+++ Fragmento de texto

Este reconocimiento hecho por la atención y el respeto con que son escuchados les permite desarrollar las habilidades que tienen para enfrentar responsablemente las dificultades.
A partir de este trabajo individual, el mediador realiza la convocatoria a una reunión, ejerciendo la coordinación de esa reunión para que todos puedan hablar, escucharse y finalmente construir una agenda de problemas y de diferentes opciones de solución. Cada nuevo paso los va confirmando en su capacidad de ejercer la autonomía y de resolver lo que los aqueja.
En México, el poco tiempo con el que contábamos nos permitió sólo trabajar con un grupo de aproximadamente sesenta internos, escuchándolos y promoviendo la expresión de sus dificultades. Fueron conducidos a que analizaran las dificultades que ellos mismos ponían a la realización de este trabajo de convocatoria en la prisión, y generalmente eran manifestaciones de incapacidad, de limitación y de impotencia.
Como respuesta a mis preguntas, ellos mismos fueron reconociendo que las limitaciones (fundamentalmente la falta de libertad y de libre movilidad) no les cortaba la capacidad de trabajar sus problemas y sus necesidades. A partir de las propias circunstancias podían crear acciones que les proporcionase una mejor calidad de vida, dándoles solución a los problemas cotidianos.
Si algunos de ellos habían sido capaces de formarse como mediadores y de crear un servicio de mediación entre pares, ¿cómo no iban a poder trabajar en el tratamiento de los problemas de la comunidad aunque no llegaran al servicio de mediación?, ¿cómo no iban a poder convocar, escuchar y animar a sus compañeros para que participativa y responsablemente expusiesen esos problemas y les buscasen soluciones?
Conclusiones
Partiendo de tres realidades diferentes y contando con una base teórica capaz de permitirnos operar seguros de que nuestras acciones respondían a una coherencia entre teoría y práctica, conseguimos alcanzar el verdadero objetivo de la mediación, el de llevar a los ciudadanos la emancipación que conlleva la capacidad de enfrentar y resolver los propios conflictos personales y comunitarios por medio de la participación, la responsabilidad, la cooperación y el respeto.
En síntesis, espero no solamente haber podido presentar unas experiencias que con certeza poco contribuyen a lo ya realizado en la práctica por muchos de nuestros colegas especializados en comunidades, sino que me gustaría haber motivado a los mediadores a que, sea donde sea que realicen su trabajo, no se queden exclusivamente ligados a él sin el cuestionamiento, sin la búsqueda de los correlatos teóricos que sostienen esa práctica y los resultados obtenidos con ella.

++++++
+++ Conjunto de datos

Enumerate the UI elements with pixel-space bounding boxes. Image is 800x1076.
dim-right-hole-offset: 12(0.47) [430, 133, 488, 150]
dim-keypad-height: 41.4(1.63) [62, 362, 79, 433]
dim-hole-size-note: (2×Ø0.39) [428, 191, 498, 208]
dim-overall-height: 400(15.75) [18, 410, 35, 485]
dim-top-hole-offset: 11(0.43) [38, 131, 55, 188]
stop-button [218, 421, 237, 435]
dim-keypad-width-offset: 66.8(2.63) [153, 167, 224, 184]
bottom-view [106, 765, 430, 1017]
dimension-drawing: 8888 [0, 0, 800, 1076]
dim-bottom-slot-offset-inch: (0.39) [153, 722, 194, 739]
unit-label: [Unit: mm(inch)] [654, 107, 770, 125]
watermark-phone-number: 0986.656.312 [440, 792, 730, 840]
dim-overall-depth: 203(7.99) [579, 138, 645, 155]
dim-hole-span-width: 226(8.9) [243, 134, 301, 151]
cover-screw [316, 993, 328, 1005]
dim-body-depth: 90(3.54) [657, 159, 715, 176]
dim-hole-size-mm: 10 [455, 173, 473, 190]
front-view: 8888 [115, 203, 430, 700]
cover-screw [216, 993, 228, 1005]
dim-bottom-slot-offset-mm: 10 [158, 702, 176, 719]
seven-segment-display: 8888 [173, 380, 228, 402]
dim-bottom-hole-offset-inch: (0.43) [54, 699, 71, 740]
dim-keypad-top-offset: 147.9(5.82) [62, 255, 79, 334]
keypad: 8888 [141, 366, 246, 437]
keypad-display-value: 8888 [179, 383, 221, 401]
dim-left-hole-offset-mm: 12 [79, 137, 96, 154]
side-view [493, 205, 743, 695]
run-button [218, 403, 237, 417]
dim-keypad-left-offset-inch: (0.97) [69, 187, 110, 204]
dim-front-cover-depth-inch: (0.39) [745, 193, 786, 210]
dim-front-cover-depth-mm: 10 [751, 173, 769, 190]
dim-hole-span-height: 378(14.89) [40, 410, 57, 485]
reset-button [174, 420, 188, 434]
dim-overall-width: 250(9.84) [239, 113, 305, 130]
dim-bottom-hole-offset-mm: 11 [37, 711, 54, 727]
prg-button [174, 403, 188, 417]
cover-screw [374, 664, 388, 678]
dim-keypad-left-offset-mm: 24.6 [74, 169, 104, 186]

++++++

Serie de ejercicios =>
1/ Resuma en dos oraciones el fragmento sobre la mediación con internos.
2/ Reproduzca, del fragmento sobre la mediación con internos, el pasaje que se abre con las palabras que contienen "Si algunos de" y se cierra con "y el respeto.".

Respuestas =>
1/ En México se trabajó con unos sesenta internos, que, al ser escuchados, fueron reconociendo que la falta de libertad y de libre movilidad no les quitaba la capacidad de trabajar sus problemas y de dar solución a los problemas cotidianos. En las conclusiones se afirma que, partiendo de tres realidades diferentes y con una base teórica coherente con la práctica, se alcanzó el verdadero objetivo de la mediación: llevar a los ciudadanos la emancipación que supone enfrentar y resolver sus propios conflictos mediante la participación, la responsabilidad, la cooperación y el respeto.

2/
Si algunos de ellos habían sido capaces de formarse como mediadores y de crear un servicio de mediación entre pares, ¿cómo no iban a poder trabajar en el tratamiento de los problemas de la comunidad aunque no llegaran al servicio de mediación?, ¿cómo no iban a poder convocar, escuchar y animar a sus compañeros para que participativa y responsablemente expusiesen esos problemas y les buscasen soluciones?
Conclusiones
Partiendo de tres realidades diferentes y contando con una base teórica capaz de permitirnos operar seguros de que nuestras acciones respondían a una coherencia entre teoría y práctica, conseguimos alcanzar el verdadero objetivo de la mediación, el de llevar a los ciudadanos la emancipación que conlleva la capacidad de enfrentar y resolver los propios conflictos personales y comunitarios por medio de la participación, la responsabilidad, la cooperación y el respeto.